▶ _What the task asks_:
Lift every line from the entries that includes the word "desenho".

▶ _Records provided_:
====================

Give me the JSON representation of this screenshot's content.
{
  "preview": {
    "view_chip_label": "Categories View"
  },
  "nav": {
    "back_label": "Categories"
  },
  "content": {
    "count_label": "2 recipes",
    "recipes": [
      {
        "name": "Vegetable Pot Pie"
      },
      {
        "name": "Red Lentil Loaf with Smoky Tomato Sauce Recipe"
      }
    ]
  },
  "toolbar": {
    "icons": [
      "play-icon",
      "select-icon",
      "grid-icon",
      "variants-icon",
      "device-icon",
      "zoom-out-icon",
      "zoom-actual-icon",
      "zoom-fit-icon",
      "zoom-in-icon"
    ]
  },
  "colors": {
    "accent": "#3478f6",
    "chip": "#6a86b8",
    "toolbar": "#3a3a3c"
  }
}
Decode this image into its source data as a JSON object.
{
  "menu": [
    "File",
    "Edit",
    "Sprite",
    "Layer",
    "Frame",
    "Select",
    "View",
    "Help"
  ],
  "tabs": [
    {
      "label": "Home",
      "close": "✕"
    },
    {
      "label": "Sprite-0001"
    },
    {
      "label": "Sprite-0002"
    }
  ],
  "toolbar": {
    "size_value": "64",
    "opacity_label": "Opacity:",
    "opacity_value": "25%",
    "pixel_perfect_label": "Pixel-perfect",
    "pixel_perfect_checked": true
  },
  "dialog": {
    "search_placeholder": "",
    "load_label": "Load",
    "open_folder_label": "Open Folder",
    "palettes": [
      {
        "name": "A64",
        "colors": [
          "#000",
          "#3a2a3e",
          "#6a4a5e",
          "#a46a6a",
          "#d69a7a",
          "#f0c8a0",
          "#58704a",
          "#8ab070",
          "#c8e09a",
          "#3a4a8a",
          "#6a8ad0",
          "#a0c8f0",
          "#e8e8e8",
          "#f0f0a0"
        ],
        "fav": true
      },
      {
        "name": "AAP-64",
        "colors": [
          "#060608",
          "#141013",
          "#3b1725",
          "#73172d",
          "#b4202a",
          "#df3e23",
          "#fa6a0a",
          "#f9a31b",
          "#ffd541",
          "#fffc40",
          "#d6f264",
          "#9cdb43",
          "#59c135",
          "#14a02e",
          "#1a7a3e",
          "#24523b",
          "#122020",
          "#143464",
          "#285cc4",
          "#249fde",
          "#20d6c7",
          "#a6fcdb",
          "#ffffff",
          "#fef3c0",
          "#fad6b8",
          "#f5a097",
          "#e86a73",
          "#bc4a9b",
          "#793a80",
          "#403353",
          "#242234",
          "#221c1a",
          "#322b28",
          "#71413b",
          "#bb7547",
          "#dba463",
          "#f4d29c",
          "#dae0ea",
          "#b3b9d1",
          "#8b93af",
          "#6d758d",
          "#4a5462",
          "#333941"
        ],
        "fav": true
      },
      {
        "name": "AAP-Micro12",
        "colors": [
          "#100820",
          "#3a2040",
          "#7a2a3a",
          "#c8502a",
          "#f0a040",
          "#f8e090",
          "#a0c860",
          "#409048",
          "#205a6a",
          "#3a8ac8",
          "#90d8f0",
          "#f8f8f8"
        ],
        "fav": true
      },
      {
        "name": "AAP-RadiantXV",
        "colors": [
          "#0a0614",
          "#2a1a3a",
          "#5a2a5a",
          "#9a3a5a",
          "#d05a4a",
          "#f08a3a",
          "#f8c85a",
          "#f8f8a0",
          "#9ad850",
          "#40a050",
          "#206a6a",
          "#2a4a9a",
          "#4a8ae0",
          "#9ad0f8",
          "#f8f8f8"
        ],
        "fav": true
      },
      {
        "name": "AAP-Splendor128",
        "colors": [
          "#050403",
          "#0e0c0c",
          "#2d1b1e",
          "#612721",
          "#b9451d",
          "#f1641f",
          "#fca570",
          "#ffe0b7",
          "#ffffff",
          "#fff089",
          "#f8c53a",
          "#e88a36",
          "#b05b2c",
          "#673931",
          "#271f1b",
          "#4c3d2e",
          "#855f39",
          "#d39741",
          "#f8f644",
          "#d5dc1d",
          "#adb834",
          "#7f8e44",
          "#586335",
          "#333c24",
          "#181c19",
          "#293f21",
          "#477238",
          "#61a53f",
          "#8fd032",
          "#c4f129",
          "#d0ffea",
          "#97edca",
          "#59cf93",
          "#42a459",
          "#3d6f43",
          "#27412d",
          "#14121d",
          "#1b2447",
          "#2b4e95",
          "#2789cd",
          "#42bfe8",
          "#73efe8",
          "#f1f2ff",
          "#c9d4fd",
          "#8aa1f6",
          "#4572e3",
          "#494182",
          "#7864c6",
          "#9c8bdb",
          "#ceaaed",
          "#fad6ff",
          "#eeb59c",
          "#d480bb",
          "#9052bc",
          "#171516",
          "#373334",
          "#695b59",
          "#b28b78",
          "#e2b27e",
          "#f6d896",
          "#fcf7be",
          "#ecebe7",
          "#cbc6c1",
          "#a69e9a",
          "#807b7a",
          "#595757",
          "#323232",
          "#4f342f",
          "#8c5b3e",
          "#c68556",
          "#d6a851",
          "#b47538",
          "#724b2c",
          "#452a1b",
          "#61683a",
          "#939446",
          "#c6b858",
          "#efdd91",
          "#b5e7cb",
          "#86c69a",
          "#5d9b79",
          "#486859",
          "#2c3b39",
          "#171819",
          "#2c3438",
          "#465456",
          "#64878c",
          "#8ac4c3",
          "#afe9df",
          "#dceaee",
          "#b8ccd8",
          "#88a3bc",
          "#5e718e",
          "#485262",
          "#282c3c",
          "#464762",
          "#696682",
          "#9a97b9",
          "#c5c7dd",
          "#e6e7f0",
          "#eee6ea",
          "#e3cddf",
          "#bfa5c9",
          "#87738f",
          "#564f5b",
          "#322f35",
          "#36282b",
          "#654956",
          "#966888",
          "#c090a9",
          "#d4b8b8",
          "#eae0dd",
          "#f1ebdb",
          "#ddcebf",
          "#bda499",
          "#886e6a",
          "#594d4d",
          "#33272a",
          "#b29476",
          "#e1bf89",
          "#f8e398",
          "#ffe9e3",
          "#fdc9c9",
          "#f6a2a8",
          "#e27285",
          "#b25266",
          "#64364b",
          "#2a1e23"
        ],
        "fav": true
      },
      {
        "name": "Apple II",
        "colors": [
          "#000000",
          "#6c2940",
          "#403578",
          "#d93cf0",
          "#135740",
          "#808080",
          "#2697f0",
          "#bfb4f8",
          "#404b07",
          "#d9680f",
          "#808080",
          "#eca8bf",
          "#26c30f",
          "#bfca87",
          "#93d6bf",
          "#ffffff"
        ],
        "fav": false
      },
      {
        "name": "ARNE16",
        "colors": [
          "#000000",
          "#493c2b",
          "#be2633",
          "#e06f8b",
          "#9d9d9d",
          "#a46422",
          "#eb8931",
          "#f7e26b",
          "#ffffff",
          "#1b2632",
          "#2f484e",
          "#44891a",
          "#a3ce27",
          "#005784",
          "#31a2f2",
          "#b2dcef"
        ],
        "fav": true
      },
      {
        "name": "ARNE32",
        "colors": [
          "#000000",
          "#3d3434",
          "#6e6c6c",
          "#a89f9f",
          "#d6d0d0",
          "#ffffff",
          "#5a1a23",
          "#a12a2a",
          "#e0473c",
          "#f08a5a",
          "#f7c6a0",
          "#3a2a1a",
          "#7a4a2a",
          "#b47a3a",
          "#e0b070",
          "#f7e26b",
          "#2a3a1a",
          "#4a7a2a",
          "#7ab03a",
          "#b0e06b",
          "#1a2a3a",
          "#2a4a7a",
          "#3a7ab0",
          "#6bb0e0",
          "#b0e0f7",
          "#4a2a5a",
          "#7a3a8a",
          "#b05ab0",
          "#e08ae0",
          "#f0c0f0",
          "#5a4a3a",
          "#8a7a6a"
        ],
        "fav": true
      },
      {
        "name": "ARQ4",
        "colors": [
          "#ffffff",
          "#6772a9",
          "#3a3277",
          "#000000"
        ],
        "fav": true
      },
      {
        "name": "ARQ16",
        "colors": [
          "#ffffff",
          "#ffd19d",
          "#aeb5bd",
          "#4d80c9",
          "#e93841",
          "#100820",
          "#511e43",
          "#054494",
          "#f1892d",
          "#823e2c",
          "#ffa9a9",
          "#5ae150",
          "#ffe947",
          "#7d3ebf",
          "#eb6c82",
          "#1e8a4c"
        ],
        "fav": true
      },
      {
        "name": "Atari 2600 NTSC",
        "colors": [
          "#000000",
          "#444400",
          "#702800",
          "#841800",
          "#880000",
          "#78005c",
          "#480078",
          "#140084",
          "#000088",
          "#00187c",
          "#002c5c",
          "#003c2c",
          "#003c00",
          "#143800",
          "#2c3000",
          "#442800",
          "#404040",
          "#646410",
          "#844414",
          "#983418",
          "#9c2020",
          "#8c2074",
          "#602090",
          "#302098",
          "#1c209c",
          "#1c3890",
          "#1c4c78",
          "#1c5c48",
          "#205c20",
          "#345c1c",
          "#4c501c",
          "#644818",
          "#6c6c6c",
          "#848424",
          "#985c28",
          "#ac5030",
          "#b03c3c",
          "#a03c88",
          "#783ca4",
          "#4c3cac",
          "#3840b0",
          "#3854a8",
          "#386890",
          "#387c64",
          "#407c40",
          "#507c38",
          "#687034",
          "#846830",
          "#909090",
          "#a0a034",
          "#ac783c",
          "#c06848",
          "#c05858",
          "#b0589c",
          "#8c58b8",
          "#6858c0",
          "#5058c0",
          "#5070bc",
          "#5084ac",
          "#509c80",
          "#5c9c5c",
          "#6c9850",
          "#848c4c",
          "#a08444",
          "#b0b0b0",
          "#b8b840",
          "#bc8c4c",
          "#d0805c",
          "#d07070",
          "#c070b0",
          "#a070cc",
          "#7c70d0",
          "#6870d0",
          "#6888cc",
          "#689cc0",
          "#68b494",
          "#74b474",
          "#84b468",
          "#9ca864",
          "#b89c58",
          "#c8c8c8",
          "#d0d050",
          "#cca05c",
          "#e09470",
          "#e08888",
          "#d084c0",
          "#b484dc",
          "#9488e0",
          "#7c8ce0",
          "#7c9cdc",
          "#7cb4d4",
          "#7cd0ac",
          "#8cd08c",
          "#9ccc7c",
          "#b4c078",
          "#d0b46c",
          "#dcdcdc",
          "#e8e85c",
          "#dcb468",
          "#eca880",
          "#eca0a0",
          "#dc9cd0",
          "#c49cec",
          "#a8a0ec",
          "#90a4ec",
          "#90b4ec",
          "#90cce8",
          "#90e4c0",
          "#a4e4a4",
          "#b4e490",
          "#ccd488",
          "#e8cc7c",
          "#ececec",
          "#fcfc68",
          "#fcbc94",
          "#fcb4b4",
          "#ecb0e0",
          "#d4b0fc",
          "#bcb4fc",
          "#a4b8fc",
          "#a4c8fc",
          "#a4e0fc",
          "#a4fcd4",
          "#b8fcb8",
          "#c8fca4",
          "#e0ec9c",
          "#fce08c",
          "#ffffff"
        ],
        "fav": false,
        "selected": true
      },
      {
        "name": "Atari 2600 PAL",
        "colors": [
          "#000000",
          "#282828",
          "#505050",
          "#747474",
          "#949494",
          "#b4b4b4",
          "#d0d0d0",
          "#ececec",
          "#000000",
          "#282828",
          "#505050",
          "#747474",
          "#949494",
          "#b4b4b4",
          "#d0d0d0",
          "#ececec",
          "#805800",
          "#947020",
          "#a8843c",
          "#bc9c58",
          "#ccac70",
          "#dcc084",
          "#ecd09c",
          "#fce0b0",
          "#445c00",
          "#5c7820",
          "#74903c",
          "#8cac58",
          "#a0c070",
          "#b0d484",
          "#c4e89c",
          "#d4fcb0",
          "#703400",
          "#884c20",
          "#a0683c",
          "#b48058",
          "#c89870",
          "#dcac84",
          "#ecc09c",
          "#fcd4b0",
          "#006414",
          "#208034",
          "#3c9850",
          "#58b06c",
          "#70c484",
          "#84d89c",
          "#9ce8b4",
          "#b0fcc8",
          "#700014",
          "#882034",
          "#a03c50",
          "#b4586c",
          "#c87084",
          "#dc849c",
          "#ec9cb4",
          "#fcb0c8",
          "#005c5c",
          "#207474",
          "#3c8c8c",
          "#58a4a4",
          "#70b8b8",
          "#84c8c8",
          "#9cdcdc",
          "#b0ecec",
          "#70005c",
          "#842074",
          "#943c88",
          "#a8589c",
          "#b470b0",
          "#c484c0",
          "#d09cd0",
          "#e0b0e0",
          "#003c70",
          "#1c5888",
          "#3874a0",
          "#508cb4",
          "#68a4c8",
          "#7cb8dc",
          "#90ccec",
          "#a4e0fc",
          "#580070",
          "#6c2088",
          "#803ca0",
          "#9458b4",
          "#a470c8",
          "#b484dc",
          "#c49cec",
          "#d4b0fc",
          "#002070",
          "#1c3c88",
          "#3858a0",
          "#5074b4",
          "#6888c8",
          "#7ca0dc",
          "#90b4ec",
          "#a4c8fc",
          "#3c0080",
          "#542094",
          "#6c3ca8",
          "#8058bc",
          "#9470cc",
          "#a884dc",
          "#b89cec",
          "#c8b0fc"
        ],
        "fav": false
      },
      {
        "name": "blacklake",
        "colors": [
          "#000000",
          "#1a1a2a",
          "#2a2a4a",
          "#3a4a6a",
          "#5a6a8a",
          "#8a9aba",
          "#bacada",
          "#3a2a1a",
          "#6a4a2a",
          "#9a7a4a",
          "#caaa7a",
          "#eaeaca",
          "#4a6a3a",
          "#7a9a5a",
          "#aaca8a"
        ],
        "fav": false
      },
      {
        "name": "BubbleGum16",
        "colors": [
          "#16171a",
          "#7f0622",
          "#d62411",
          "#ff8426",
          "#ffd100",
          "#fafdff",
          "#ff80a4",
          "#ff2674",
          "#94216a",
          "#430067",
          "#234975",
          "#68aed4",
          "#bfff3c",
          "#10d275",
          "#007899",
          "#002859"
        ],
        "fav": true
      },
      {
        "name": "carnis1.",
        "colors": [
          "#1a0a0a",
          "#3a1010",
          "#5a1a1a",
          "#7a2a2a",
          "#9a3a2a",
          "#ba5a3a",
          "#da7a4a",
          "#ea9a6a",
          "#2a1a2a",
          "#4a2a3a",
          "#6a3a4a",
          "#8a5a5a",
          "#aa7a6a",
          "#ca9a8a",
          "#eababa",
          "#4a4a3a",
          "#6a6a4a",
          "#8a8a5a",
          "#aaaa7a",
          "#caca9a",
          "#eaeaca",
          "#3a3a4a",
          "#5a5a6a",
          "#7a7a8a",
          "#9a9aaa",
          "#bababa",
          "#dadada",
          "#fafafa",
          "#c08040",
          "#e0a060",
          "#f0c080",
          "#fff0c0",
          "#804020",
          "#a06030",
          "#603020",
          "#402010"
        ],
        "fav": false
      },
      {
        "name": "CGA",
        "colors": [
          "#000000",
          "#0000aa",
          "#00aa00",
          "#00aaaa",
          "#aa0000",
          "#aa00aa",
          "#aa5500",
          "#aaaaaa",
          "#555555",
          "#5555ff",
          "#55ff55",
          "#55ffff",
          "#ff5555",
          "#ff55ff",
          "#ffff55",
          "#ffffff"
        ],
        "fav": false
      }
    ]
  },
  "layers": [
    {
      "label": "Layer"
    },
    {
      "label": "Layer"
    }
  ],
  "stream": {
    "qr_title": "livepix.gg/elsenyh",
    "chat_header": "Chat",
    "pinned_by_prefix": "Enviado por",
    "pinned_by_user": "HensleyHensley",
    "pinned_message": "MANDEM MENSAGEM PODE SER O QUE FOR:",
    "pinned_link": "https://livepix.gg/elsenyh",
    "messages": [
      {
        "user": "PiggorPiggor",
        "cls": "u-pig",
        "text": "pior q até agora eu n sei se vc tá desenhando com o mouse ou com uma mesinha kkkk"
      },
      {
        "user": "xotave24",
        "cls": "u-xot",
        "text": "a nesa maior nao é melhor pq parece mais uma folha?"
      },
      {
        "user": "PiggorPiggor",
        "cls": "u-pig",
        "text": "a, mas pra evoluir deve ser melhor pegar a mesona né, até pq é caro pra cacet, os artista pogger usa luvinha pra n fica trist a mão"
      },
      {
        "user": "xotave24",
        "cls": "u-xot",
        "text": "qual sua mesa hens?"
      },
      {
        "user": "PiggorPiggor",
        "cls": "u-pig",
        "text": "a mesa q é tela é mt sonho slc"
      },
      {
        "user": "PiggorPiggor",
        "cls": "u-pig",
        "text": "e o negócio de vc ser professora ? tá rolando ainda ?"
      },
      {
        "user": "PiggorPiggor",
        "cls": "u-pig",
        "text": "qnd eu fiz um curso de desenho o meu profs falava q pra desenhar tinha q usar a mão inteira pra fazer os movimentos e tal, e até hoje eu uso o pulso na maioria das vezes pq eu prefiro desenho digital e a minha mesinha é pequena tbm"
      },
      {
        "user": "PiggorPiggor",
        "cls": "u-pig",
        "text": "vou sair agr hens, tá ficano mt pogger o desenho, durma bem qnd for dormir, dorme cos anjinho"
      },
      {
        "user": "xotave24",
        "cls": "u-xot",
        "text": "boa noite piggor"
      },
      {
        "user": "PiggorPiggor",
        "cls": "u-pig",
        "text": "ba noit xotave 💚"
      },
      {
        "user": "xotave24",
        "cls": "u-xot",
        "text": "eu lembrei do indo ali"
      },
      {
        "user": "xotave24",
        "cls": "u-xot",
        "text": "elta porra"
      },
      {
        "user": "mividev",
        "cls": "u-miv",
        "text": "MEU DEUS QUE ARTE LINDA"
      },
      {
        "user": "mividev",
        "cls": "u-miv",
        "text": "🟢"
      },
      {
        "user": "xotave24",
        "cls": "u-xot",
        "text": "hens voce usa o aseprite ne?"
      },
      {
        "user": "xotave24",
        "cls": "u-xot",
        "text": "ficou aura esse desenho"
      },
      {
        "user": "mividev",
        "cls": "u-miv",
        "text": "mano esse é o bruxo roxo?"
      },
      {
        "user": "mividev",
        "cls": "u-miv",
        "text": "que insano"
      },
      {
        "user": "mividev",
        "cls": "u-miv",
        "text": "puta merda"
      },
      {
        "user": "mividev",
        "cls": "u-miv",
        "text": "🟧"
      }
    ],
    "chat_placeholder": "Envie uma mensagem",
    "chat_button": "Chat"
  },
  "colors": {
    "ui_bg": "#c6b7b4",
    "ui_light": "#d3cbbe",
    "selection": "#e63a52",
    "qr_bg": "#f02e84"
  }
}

====================

▶ _Result for this exercise_:
        "text": "qnd eu fiz um curso de desenho o meu profs falava q pra desenhar tinha q usar a mão inteira pra fazer os movimentos e tal, e até hoje eu uso o pulso na maioria das vezes pq eu prefiro desenho digital e a minha mesinha é pequena tbm"
        "text": "vou sair agr hens, tá ficano mt pogger o desenho, durma bem qnd for dormir, dorme cos anjinho"
        "text": "ficou aura esse desenho"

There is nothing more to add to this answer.